On Day 12, Big Brother 10 winner Tim Dormer re-entered the Big Brother House. He was asked to select the first solo Head of House and was assigned a series of tasks during his stay, which included telling the Housemates they will no longer be playing as pairs after the first eviction. Tim ended up choosing Lawson on Day 13. On Day 16, Lawson received the Nominations Power Play. This resulted in him having 12 nomination points, which could be used to both view other housemates positions on the Nominations Table, as well as nominate. As his second Power Play, Lawson got to choose two housemates that would think they were taking part in an online web chat with fans of the show, when in actuality, the questions from the fans were coming from Lawson and Sam. Lawson chose David and Jason.
 On Day 20, it was revealed that the Australian public had chosen Sam as the new Head of House. Sam was given the opportunity to prank a fellow housemate, along with a housemate of his choice (Sandra). They were asked to pick a housemate that would possibly promote a fake product. They chose Travis to do this. Sam also received the Nominations Power Play, resulting in him having 12 nomination points, which could be used to both view other housemates positions on the Nominations Table, as well as nominate.
 On Day 27, it was revealed that the Australian public had chosen Cat as the new Head of House. As part of the hotel task, where housemates are split into hotel guests and staff that cater to the guests' every need, Cat was asked to divide the housemates into the two categories as her first Power Play. As Head of House, Cat was already a guest, and chose the other six nominated housemates at the time; Aisha, David, Jake, Lisa, Skye and Travis to join her, leaving Jason, Lawson, Leo, Priya, Ryan, Sam and Sandra to be the hotel staff. On Day 30, Cat received the Nominations Power Play, resulting in her having 12 nomination points, which could be used to both view other housemates positions on the Nominations Table, as well as nominate. On Day 31, Cat was offered the chance to view every housemate's nominations from the previous night, in exchange for letting the other housemates view her and Lawson's night in the sanctuary earlier in the week. Cat chose not to view the nominations in exchange for the night in the sanctuary remaining secret.
 On Day 35, it was revealed that the Australian public had chosen Skye as the new Head of House. On Day 37, Skye received the Nominations Power Play, resulting in her having 12 nomination points, which could be used to both view other housemates positions on the Nominations Table, as well as nominate. On Day 38, Skye was offered the chance to win $5,000 by digging through a treasure chest to find 5 gold coins (worth $1,000 each) within 60 seconds, in exchange for her nominations being shown to the rest of the housemates. Skye accepted this task and won the $5,000.

- WHAT THE EXERCISE ASKS
Rewrite the Head of House text starting at "On Day 35, it" and ending at "won the $5,000.", changing "treasure chest" to "locked box". The records aren't needed here.

[Excerpts from a layout annotation set]

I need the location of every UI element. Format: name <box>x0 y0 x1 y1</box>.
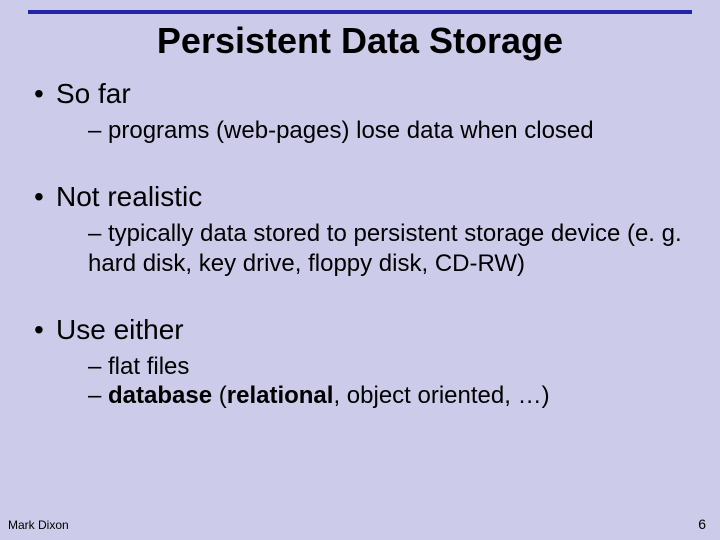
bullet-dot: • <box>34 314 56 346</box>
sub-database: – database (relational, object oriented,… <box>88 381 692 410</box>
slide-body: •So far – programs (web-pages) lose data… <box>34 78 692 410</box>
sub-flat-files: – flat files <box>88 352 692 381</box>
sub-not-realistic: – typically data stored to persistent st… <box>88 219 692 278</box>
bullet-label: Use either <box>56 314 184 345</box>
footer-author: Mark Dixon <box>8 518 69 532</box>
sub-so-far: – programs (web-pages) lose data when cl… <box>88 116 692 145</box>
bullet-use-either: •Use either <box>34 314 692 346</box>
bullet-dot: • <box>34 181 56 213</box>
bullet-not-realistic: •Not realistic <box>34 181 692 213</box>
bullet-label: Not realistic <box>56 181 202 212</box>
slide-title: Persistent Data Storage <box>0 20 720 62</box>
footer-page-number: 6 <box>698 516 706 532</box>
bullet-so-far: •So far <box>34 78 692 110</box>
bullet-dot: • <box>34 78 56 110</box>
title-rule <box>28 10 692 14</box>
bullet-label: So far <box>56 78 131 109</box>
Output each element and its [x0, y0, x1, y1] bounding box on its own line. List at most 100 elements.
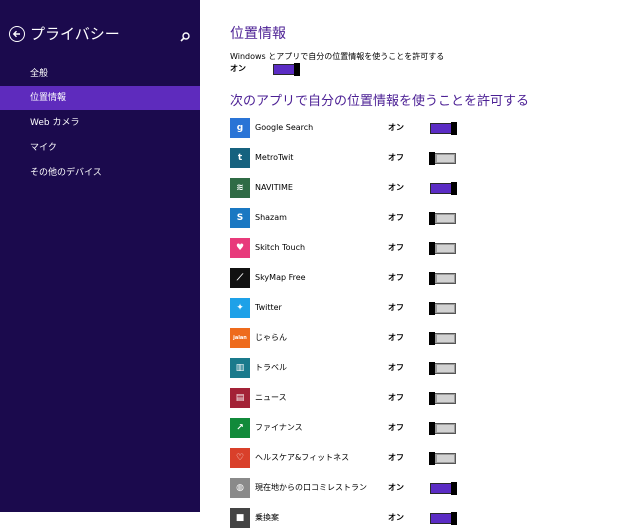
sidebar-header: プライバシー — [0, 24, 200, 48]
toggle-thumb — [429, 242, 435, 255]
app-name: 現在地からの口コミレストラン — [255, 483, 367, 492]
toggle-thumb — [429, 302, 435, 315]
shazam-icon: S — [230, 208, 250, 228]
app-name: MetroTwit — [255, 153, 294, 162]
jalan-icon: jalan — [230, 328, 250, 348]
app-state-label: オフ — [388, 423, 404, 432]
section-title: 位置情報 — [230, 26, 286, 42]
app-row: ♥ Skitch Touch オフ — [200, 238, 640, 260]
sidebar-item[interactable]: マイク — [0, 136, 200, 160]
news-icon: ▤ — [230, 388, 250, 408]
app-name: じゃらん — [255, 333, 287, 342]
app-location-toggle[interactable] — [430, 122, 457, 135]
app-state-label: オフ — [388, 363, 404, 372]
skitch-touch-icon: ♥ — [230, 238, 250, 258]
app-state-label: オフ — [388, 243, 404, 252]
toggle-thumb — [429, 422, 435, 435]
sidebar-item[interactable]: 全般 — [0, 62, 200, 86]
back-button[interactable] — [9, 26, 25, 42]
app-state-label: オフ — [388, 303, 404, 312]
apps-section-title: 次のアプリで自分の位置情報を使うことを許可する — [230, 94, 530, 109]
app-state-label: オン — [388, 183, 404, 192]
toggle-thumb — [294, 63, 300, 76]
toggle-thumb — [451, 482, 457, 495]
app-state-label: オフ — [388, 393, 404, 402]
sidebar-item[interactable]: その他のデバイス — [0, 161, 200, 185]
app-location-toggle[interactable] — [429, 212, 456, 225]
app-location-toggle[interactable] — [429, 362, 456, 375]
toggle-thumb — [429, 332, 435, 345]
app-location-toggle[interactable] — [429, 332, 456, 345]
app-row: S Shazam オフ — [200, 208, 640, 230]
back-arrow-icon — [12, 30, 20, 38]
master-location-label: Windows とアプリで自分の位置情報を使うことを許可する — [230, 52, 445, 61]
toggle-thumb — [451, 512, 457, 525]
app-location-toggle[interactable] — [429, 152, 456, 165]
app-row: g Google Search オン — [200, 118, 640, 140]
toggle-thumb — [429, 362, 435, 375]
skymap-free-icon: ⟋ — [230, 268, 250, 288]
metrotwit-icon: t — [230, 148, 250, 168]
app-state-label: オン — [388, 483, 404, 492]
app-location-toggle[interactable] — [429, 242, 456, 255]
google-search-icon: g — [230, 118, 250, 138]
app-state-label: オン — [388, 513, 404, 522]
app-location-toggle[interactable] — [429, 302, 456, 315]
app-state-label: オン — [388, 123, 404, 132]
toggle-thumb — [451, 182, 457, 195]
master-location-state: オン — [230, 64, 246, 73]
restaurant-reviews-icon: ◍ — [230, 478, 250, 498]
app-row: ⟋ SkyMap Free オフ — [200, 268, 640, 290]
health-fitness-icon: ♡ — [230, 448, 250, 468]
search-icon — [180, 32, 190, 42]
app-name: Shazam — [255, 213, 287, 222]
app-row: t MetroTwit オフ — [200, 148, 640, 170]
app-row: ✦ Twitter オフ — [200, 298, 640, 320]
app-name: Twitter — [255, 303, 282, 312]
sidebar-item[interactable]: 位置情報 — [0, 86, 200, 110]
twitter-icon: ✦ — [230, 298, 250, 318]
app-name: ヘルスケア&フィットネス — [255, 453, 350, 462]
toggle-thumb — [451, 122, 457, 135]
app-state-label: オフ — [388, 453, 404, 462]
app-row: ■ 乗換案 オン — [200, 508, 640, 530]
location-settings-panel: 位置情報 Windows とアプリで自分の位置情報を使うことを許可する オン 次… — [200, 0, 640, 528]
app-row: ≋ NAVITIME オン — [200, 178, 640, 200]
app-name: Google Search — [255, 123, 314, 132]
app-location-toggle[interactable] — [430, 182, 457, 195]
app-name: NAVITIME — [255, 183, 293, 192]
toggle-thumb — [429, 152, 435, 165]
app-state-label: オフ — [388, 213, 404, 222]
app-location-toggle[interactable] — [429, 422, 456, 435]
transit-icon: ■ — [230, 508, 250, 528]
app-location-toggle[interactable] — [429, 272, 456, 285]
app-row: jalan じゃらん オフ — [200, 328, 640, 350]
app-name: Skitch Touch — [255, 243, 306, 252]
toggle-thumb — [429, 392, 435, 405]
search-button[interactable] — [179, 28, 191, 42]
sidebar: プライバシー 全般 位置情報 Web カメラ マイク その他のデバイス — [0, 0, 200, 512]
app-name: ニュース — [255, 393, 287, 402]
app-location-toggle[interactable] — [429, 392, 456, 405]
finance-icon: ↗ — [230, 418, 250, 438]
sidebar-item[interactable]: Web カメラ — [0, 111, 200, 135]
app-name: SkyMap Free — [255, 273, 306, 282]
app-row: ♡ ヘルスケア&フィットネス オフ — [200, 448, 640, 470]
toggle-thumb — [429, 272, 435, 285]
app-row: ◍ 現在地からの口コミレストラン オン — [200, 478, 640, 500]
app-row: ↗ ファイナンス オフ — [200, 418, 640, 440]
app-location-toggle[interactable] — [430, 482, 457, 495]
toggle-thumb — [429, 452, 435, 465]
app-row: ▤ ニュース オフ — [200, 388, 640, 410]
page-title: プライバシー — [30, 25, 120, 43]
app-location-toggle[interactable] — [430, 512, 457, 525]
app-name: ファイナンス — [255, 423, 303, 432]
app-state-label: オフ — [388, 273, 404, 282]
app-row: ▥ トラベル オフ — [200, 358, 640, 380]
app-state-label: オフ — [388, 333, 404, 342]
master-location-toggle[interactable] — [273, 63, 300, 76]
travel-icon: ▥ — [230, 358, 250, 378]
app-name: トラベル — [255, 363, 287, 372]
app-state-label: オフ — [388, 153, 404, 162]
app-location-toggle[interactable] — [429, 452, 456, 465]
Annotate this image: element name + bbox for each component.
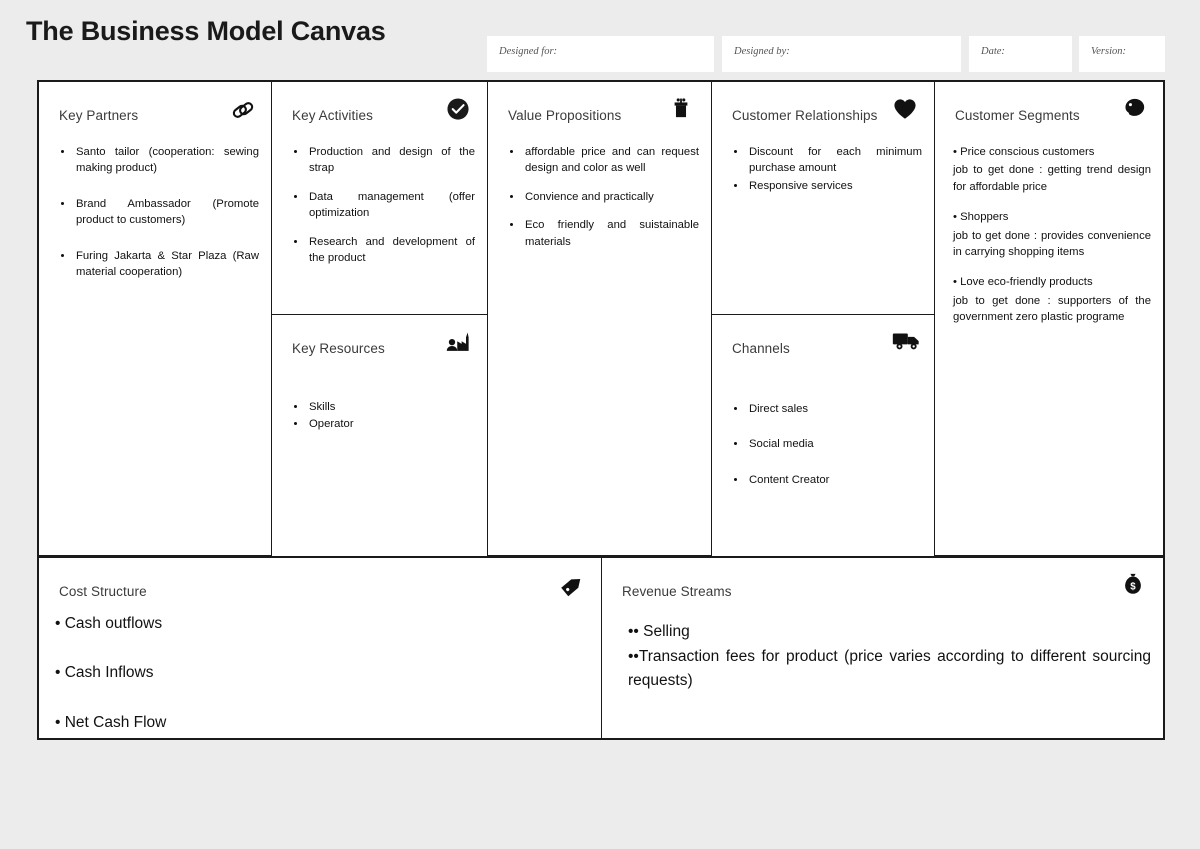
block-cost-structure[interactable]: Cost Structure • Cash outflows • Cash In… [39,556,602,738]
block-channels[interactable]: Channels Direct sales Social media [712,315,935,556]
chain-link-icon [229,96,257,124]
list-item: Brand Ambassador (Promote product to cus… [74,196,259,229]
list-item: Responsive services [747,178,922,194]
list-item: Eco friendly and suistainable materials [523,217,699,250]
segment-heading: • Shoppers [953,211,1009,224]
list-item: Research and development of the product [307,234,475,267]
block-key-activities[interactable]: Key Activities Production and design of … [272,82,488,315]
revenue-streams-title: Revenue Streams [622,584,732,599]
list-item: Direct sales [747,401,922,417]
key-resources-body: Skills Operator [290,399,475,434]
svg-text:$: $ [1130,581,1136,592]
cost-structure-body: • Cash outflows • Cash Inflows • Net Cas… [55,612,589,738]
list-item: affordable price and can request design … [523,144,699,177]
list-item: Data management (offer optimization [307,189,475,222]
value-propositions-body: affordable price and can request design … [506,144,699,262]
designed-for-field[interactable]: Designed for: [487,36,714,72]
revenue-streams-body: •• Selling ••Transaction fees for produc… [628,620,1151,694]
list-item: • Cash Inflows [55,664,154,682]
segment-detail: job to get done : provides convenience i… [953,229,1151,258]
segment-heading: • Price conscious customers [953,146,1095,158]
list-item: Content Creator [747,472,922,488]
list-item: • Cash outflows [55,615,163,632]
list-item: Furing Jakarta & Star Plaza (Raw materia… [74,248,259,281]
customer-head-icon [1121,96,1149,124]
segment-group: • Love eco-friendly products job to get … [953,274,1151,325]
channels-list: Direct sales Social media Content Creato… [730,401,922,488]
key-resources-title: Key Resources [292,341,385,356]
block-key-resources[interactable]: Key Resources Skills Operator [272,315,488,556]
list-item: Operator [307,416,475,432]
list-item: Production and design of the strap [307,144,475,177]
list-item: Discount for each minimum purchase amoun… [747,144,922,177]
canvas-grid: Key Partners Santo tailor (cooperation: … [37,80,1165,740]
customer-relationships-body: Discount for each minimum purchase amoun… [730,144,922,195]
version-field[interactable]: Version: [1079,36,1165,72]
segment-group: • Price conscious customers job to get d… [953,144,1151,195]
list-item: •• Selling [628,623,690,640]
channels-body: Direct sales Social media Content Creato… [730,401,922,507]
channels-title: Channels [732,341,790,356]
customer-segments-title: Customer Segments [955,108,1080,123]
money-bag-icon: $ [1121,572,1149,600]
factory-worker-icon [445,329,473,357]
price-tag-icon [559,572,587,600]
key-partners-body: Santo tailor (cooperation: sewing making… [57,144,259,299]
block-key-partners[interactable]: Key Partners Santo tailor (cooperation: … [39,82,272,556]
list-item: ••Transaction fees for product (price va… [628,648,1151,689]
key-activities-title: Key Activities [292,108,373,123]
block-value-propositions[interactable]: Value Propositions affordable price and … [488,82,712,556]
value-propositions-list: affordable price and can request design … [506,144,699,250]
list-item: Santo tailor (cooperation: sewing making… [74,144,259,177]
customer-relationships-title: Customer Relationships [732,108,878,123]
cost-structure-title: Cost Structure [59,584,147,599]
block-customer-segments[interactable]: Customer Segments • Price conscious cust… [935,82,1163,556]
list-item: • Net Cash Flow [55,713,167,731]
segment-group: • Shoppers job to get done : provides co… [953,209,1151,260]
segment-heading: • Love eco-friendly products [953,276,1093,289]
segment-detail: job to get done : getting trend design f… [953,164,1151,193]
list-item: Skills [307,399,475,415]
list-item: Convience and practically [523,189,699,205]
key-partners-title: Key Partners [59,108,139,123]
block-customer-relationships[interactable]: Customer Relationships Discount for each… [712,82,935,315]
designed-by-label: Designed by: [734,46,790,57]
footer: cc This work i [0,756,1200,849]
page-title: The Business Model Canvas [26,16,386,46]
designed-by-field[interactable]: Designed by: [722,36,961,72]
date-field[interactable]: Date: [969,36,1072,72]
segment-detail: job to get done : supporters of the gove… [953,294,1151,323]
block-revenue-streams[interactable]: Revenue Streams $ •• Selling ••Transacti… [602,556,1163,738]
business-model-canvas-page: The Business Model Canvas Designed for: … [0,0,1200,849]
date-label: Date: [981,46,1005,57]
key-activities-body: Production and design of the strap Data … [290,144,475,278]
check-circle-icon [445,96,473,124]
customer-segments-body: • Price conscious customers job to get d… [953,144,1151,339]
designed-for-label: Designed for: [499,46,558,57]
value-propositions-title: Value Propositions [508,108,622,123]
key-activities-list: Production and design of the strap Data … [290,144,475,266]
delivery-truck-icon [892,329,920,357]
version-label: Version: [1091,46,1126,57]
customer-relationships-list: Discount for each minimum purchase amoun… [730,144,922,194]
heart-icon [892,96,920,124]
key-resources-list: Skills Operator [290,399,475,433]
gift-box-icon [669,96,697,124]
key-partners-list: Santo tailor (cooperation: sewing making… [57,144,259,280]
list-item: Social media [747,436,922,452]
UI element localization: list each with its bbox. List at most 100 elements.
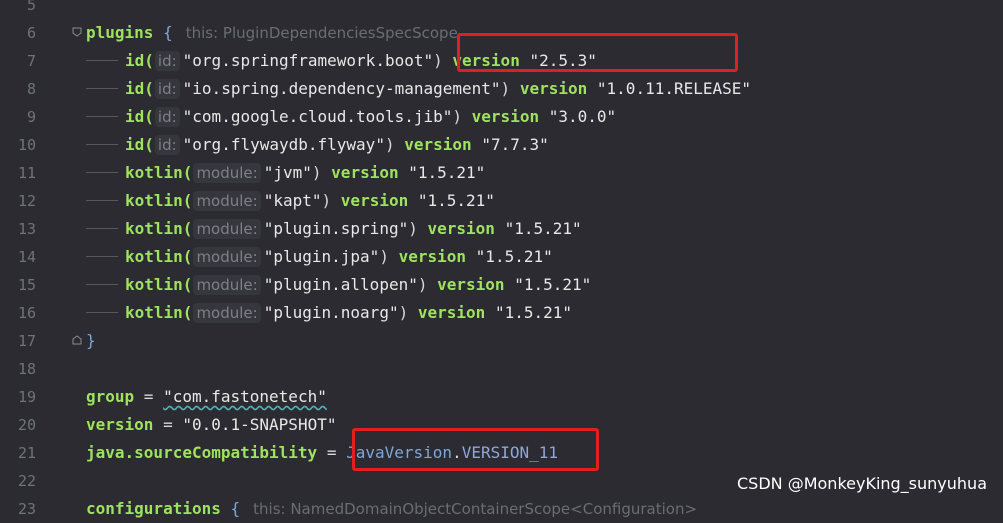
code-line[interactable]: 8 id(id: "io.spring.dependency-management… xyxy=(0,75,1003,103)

- ANSWER TO THIS PROBLEM
On Day 35, it was revealed that the Australian public had chosen Skye as the new Head of House. On Day 37, Skye received the Nominations Power Play, resulting in her having 12 nomination points, which could be used to both view other housemates positions on the Nominations Table, as well as nominate. On Day 38, Skye was offered the chance to win $5,000 by digging through a locked box to find 5 gold coins (worth $1,000 each) within 60 seconds, in exchange for her nominations being shown to the rest of the housemates. Skye accepted this task and won the $5,000.